WHAT THE TASK REQUIRES:
Answer these questions about the crossword blog post, one per line:
1. What is the number of the Guardian cryptic puzzle discussed?
2. Which answer is defined as a "coastal walk"?
3. In the explanation for TONNAGE, what word stands for "pick at"?

EXCERPTED PASSAGE:

* * *

Guardian Cryptic 26,811 by Paul

The puzzle may be found at https://www.theguardian.com/crosswords/cryptic/26811.

Two in a row for me from Paul, with much the same experience: an enjoyable puzzle as usual with lots of varied envelopes.

Across
9 ESPLANADE Depraved noble doesn’t begin to accept proposal for coastal walk (9)
An envelope (‘to accept’) of PLAN (‘proposal’) in [d]E SADE (‘depraved noble’) minus the first letter (‘doesn’t’ begin’).
10 AMOUR University in foreign capital, contrary affair (5)
An envelope (‘in’) of U (‘university’) in AMOR, a reversal (‘contrary’) of ROMA (‘foreign capital’).
11 TONNAGE Pick at sound bags, as weight carried on ship (7)
An envelope (‘bags’) of NAG (‘pick at’) in TONE (‘sound’).
12 SEA BASS Sole gutted, a low fish (3,4)
A charade of SE (‘SolE gutted’) plus ‘a’ plus BASS (‘low’).

* * *

LISTING:
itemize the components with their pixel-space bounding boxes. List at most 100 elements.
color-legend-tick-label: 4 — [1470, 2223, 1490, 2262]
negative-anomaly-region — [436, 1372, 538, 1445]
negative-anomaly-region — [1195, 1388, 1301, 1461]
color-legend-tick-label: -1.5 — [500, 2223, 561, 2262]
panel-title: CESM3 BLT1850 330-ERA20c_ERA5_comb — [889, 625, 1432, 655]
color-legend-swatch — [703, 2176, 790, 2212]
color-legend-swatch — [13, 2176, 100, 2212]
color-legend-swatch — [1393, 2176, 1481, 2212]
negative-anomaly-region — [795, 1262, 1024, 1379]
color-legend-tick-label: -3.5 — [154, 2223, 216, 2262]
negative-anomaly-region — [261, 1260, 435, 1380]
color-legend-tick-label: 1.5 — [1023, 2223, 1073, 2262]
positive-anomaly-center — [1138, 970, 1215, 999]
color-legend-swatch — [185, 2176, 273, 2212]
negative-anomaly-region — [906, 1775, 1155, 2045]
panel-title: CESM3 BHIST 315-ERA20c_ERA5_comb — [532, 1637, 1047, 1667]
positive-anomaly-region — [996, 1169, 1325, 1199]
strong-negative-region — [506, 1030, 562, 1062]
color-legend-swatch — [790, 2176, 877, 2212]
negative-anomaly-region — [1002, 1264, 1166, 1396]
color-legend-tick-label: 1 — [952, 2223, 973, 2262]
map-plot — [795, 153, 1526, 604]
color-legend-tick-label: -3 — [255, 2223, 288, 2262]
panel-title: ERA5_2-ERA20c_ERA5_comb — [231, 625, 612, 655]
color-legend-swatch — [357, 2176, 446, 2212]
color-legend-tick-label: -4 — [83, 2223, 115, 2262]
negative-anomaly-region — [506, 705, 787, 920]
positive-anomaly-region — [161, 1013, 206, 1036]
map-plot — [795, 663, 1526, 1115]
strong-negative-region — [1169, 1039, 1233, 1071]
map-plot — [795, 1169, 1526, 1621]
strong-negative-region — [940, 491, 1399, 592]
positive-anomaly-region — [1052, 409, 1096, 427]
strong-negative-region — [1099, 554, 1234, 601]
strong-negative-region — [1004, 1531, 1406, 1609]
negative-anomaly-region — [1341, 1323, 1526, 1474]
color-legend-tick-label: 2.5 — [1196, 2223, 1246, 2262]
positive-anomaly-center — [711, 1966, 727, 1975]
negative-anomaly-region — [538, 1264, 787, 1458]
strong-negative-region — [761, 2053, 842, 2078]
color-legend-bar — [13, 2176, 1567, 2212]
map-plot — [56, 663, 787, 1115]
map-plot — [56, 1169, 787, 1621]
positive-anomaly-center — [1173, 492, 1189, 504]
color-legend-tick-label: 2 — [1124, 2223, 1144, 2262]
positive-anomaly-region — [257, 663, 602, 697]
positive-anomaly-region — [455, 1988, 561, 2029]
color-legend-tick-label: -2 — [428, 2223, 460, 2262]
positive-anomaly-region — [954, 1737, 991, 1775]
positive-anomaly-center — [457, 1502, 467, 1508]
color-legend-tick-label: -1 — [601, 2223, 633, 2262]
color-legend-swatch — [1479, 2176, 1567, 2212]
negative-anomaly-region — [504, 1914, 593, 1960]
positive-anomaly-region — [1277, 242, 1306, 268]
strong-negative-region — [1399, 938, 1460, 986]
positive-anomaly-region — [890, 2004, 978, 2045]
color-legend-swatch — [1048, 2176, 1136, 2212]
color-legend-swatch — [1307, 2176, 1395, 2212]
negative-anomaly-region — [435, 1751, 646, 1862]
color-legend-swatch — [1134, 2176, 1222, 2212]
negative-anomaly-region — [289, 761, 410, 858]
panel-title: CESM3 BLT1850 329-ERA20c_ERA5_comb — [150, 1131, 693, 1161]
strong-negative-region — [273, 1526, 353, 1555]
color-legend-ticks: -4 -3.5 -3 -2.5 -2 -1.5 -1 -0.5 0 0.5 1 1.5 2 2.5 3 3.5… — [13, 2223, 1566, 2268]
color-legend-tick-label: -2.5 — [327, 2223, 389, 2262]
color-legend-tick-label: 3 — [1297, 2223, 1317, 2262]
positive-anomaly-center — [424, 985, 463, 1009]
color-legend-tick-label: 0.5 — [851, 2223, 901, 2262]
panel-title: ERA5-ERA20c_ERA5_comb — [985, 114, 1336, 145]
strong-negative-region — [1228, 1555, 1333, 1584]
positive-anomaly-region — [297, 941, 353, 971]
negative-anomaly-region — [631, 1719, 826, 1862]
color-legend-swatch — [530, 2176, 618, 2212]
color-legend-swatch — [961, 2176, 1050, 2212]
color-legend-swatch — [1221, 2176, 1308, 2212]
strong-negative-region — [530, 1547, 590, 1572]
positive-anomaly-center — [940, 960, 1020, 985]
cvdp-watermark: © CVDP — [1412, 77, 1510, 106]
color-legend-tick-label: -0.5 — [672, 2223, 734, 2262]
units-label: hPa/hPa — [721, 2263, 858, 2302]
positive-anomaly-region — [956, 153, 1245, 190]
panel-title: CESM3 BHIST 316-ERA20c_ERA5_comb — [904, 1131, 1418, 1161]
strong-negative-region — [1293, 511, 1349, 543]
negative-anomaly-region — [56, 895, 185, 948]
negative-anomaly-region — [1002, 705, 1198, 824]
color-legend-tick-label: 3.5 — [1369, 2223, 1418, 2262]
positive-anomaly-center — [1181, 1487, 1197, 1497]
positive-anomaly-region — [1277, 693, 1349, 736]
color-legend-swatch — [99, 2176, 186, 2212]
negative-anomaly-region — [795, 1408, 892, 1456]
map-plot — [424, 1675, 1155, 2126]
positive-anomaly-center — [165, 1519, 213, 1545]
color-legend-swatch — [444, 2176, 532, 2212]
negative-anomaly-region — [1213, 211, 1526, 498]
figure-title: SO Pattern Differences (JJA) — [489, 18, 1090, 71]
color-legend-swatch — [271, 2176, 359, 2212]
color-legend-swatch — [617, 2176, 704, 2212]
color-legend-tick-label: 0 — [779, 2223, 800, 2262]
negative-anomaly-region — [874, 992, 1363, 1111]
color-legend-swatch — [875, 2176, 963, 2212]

* * *

EXERCISE ANSWER:
1. 26,811
2. ESPLANADE
3. NAG